=== Provided material ===

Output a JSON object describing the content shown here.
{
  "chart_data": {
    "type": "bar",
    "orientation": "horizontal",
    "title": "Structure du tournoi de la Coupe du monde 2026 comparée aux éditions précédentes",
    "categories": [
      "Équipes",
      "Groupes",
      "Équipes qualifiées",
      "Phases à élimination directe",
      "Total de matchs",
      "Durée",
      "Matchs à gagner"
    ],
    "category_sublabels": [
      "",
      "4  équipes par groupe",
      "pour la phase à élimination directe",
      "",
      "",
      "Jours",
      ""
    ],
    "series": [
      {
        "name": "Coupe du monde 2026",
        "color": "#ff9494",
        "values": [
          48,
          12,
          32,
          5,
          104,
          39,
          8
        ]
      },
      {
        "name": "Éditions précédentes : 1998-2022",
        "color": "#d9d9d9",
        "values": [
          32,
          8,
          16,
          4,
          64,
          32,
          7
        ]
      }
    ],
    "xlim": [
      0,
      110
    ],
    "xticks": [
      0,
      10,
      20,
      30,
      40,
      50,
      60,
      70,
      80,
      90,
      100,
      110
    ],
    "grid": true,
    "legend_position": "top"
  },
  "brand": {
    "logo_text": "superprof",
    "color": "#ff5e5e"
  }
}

===

▶ _What to do_
Reproduce every line above without error.

▶ _Result below_
Output a JSON object describing the content shown here.
{
  "chart_data": {
    "type": "bar",
    "orientation": "horizontal",
    "title": "Structure du tournoi de la Coupe du monde 2026 comparée aux éditions précédentes",
    "categories": [
      "Équipes",
      "Groupes",
      "Équipes qualifiées",
      "Phases à élimination directe",
      "Total de matchs",
      "Durée",
      "Matchs à gagner"
    ],
    "category_sublabels": [
      "",
      "4  équipes par groupe",
      "pour la phase à élimination directe",
      "",
      "",
      "Jours",
      ""
    ],
    "series": [
      {
        "name": "Coupe du monde 2026",
        "color": "#ff9494",
        "values": [
          48,
          12,
          32,
          5,
          104,
          39,
          8
        ]
      },
      {
        "name": "Éditions précédentes : 1998-2022",
        "color": "#d9d9d9",
        "values": [
          32,
          8,
          16,
          4,
          64,
          32,
          7
        ]
      }
    ],
    "xlim": [
      0,
      110
    ],
    "xticks": [
      0,
      10,
      20,
      30,
      40,
      50,
      60,
      70,
      80,
      90,
      100,
      110
    ],
    "grid": true,
    "legend_position": "top"
  },
  "brand": {
    "logo_text": "superprof",
    "color": "#ff5e5e"
  }
}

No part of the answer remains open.